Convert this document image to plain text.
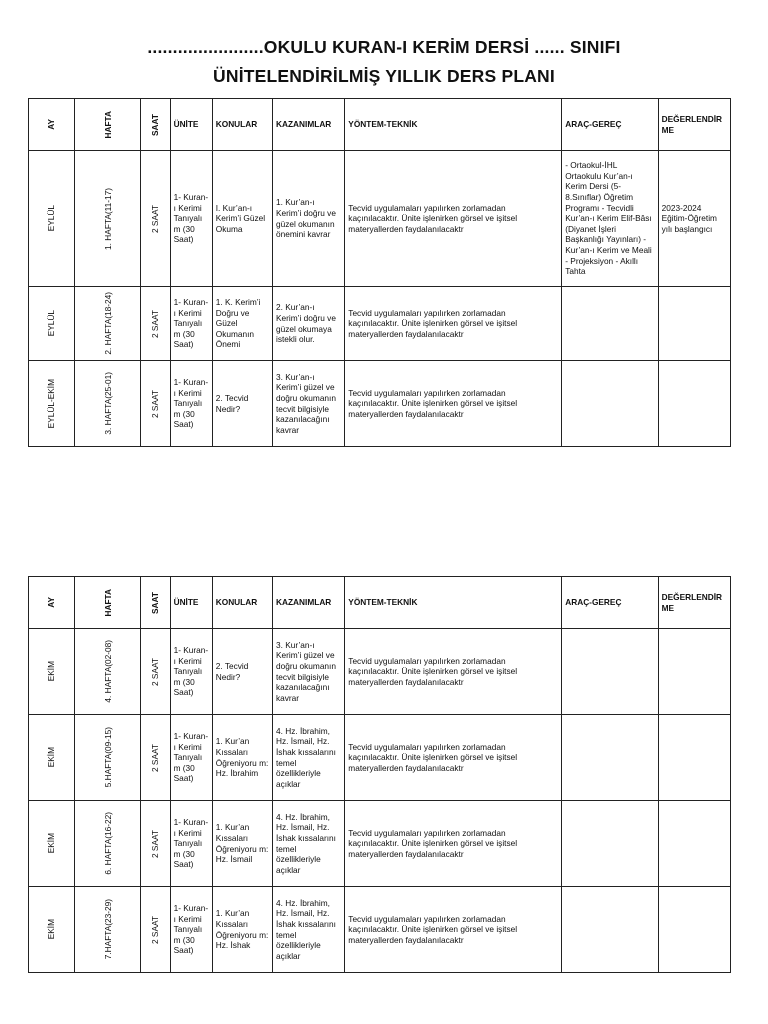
.......................OKULU KURAN-I KERİM DERSİ ...... SINIFI
ÜNİTELENDİRİLMİŞ YILLIK DERS PLANI
AY	HAFTA	SAAT	ÜNİTE	KONULAR	KAZANIMLAR	YÖNTEM-TEKNİK	ARAÇ-GEREÇ	DEĞERLENDİR ME

EYLÜL	1. HAFTA(11-17)	2 SAAT	1- Kuran-ı Kerimi Tanıyalı m (30 Saat)	I. Kur’an-ı Kerim’i Güzel Okuma	1. Kur’an-ı Kerim’i doğru ve güzel okumanın önemini kavrar	Tecvid uygulamaları yapılırken zorlamadan kaçınılacaktır. Ünite işlenirken görsel ve işitsel materyallerden faydalanılacaktr	- Ortaokul-İHL Ortaokulu Kur’an-ı Kerim Dersi (5-8.Sınıflar) Öğretim Programı - Tecvidli Kur’an-ı Kerim Elif-Bâsı (Diyanet İşleri Başkanlığı Yayınları) - Kur’an-ı Kerim ve Meali - Projeksiyon - Akıllı Tahta	2023-2024 Eğitim-Öğretim yılı başlangıcı

EYLÜL	2. HAFTA(18-24)	2 SAAT	1- Kuran-ı Kerimi Tanıyalı m (30 Saat)	1. K. Kerim’i Doğru ve Güzel Okumanın Önemi	2. Kur’an-ı Kerim’i doğru ve güzel okumaya istekli olur.	Tecvid uygulamaları yapılırken zorlamadan kaçınılacaktır. Ünite işlenirken görsel ve işitsel materyallerden faydalanılacaktr		

EYLÜL-EKİM	3. HAFTA(25-01)	2 SAAT	1- Kuran-ı Kerimi Tanıyalı m (30 Saat)	2. Tecvid Nedir?	3. Kur’an-ı Kerim’i güzel ve doğru okumanın tecvit bilgisiyle kazanılacağını kavrar	Tecvid uygulamaları yapılırken zorlamadan kaçınılacaktır. Ünite işlenirken görsel ve işitsel materyallerden faydalanılacaktr		
AY	HAFTA	SAAT	ÜNİTE	KONULAR	KAZANIMLAR	YÖNTEM-TEKNİK	ARAÇ-GEREÇ	DEĞERLENDİR ME

EKİM	4. HAFTA(02-08)	2 SAAT	1- Kuran-ı Kerimi Tanıyalı m (30 Saat)	2. Tecvid Nedir?	3. Kur’an-ı Kerim’i güzel ve doğru okumanın tecvit bilgisiyle kazanılacağını kavrar	Tecvid uygulamaları yapılırken zorlamadan kaçınılacaktır. Ünite işlenirken görsel ve işitsel materyallerden faydalanılacaktr		

EKİM	5.HAFTA(09-15)	2 SAAT	1- Kuran-ı Kerimi Tanıyalı m (30 Saat)	1. Kur’an Kıssaları Öğreniyoru m: Hz. İbrahim	4. Hz. İbrahim, Hz. İsmail, Hz. İshak kıssalarını temel özellikleriyle açıklar	Tecvid uygulamaları yapılırken zorlamadan kaçınılacaktır. Ünite işlenirken görsel ve işitsel materyallerden faydalanılacaktr		

EKİM	6. HAFTA(16-22)	2 SAAT	1- Kuran-ı Kerimi Tanıyalı m (30 Saat)	1. Kur’an Kıssaları Öğreniyoru m: Hz. İsmail	4. Hz. İbrahim, Hz. İsmail, Hz. İshak kıssalarını temel özellikleriyle açıklar	Tecvid uygulamaları yapılırken zorlamadan kaçınılacaktır. Ünite işlenirken görsel ve işitsel materyallerden faydalanılacaktr		

EKİM	7.HAFTA(23-29)	2 SAAT	1- Kuran-ı Kerimi Tanıyalı m (30 Saat)	1. Kur’an Kıssaları Öğreniyoru m: Hz. İshak	4. Hz. İbrahim, Hz. İsmail, Hz. İshak kıssalarını temel özellikleriyle açıklar	Tecvid uygulamaları yapılırken zorlamadan kaçınılacaktır. Ünite işlenirken görsel ve işitsel materyallerden faydalanılacaktr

········

EXERCISE DETAILS:
Write out every line of the listing that holds the word "açıklar".

SOLUTION TO THIS TASK:
EKİM	5.HAFTA(09-15)	2 SAAT	1- Kuran-ı Kerimi Tanıyalı m (30 Saat)	1. Kur’an Kıssaları Öğreniyoru m: Hz. İbrahim	4. Hz. İbrahim, Hz. İsmail, Hz. İshak kıssalarını temel özellikleriyle açıklar	Tecvid uygulamaları yapılırken zorlamadan kaçınılacaktır. Ünite işlenirken görsel ve işitsel materyallerden faydalanılacaktr		
EKİM	6. HAFTA(16-22)	2 SAAT	1- Kuran-ı Kerimi Tanıyalı m (30 Saat)	1. Kur’an Kıssaları Öğreniyoru m: Hz. İsmail	4. Hz. İbrahim, Hz. İsmail, Hz. İshak kıssalarını temel özellikleriyle açıklar	Tecvid uygulamaları yapılırken zorlamadan kaçınılacaktır. Ünite işlenirken görsel ve işitsel materyallerden faydalanılacaktr		
EKİM	7.HAFTA(23-29)	2 SAAT	1- Kuran-ı Kerimi Tanıyalı m (30 Saat)	1. Kur’an Kıssaları Öğreniyoru m: Hz. İshak	4. Hz. İbrahim, Hz. İsmail, Hz. İshak kıssalarını temel özellikleriyle açıklar	Tecvid uygulamaları yapılırken zorlamadan kaçınılacaktır. Ünite işlenirken görsel ve işitsel materyallerden faydalanılacaktr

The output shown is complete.